DOCUMENT TEXT –
When you are lonely, a bad tango is a no-risk thing. Your girfriend won't leave you because you're a bad dancer: you don't have a girlfriend.
When you are tired, a bad tango will make you think "Time to go home and have some sleep".
When you are afraid, a bad tango will make everybody afraid too: leaders to be bumped into, ladies to be invited by you.
When you are hungry, have a good asado with wine; or perhaps pizza and empanadas. And a beer, buddies, and a beer...
It's summer, all the teachers are gone out of town. Either they're famous, and they got invited by festivals promoters, for performing and teaching; or they're not so famous, they have a regular job, tango is just a way to make some extra money, and right now they're sunbathing on some beach, enjoying their holidays. Sure, some prestigious tangueros from other countries may have taken advantage of this teachers shortage to come here. But no. Who knows, maybe July and August don't mean summer holiday for argentines. If I had studied Geography I would know that in Buenos-Aires it's winter by now.
So, no teachers, and no tango. Time to sum up and philosophize. Time to consider my state of
mind when I took up AT.
I quickly felt it wouldn't be easy, and scanned the Web with a one, single, precise question:
how long would it take ?
But it was in vain. Many posts in AT forums, many strong opinions in personal AT sites repeated that it was much longer for an apprentice leader than for an apprentice follower. Yet how long exactly ? "It depends" is the most precise answer that I found. "It depends on your age, weight, dedication, knowledge of other dances, sociability..."

SET TASKS –
1. Check each statement against the tango passage and answer yes or no, quoting the words that decide it. (a) A bad tango when tired brings on the thought of going home to sleep. (b) The writer found online a precise length of time that learning takes. (c) Posts online said learning takes longer for a follower than for a leader.
2. In the tango passage, what one question did the writer search the Web to answer?
3. Carry on the tango passage, picking up after its final sentence.

DATA BLOCK –
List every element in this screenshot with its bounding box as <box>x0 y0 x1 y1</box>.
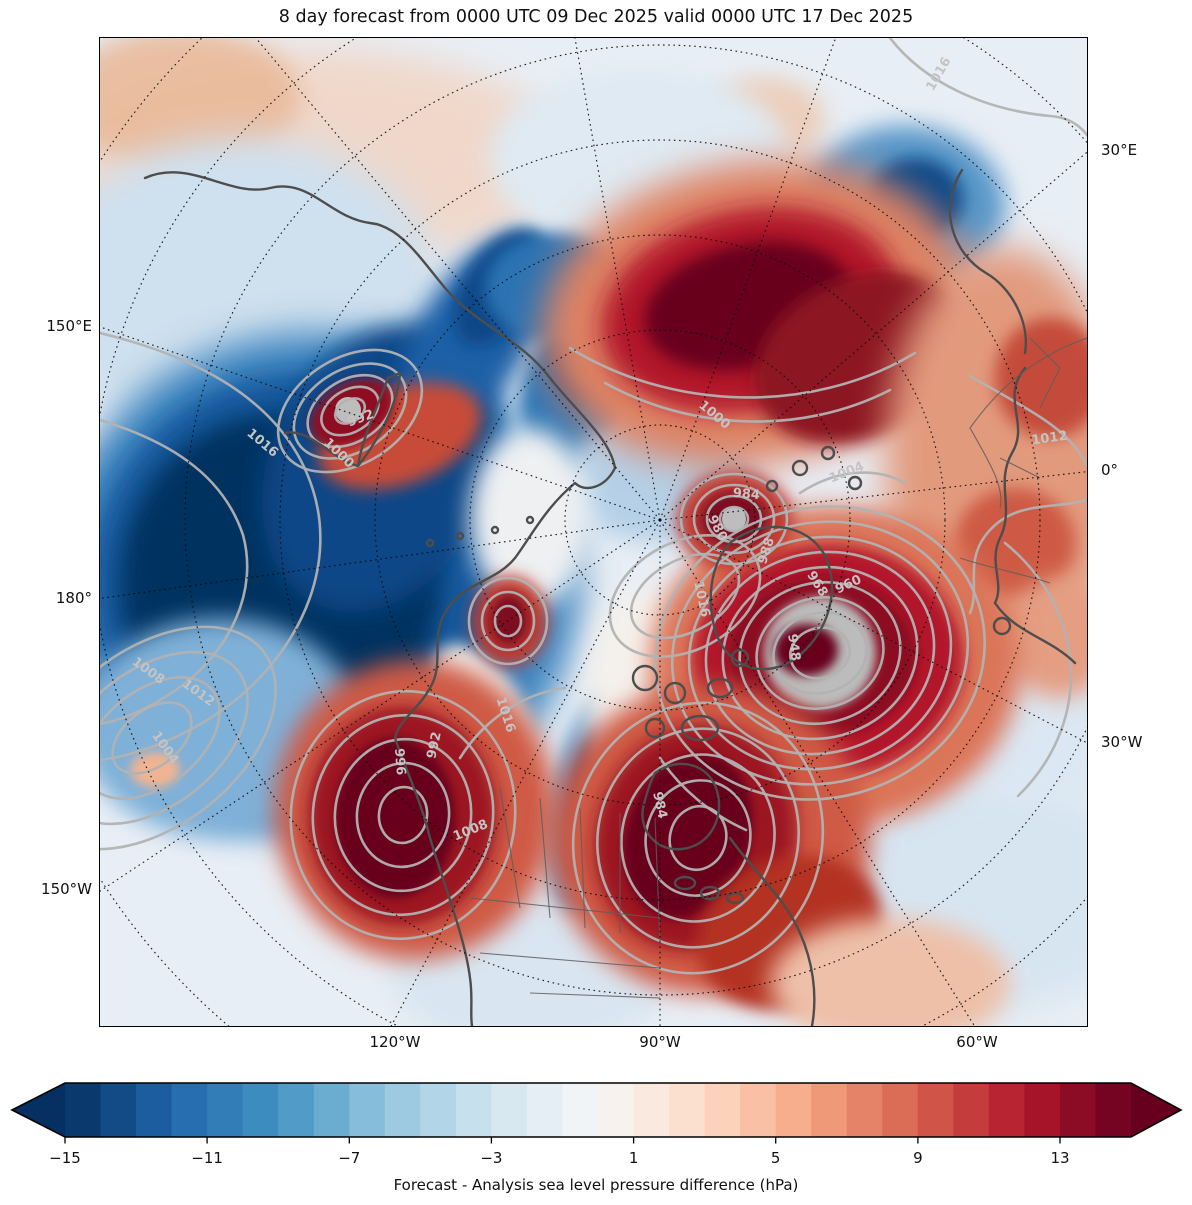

FINAL ANSWERS –
1.
(a) Yes: "When you are tired, a bad tango will make you think "Time to go home and have some sleep"."
(b) No: ""It depends" is the most precise answer that I found."
(c) No: "it was much longer for an apprentice leader than for an apprentice follower."

2. How long would it take?

3.
Yes, yes, but how long would it take for somebody like me, the straight, common guy, neither especially gifted nor physically challenged, with the usual free time that usual people with usual jobs have ?
It seemed that teachers knew it but were afraid to say it straight because then no male student would come to their classes. It seemed that advanced followers somehow had an idea too, but didn't want to discourage some potential future leaders. And finally, even advanced leaders seemed reluctant to just say how long it had been for them. After some vague considerations like "The beginning was hard, and I sure got my part of refusals, rebukes, despise, but after a while..." they quickly embarked on endless diggressions about how nice AT is, how skilled they are, how AT has turned them into a kindda God's Gift to women, how protective they are with (female) beginners
"Relax, don't worry about a thing. Just listen to my body, follow me, I'll take care of
everything, leave it all to me..."
It seemed they were ashamed of admitting the length of their apprenticeship.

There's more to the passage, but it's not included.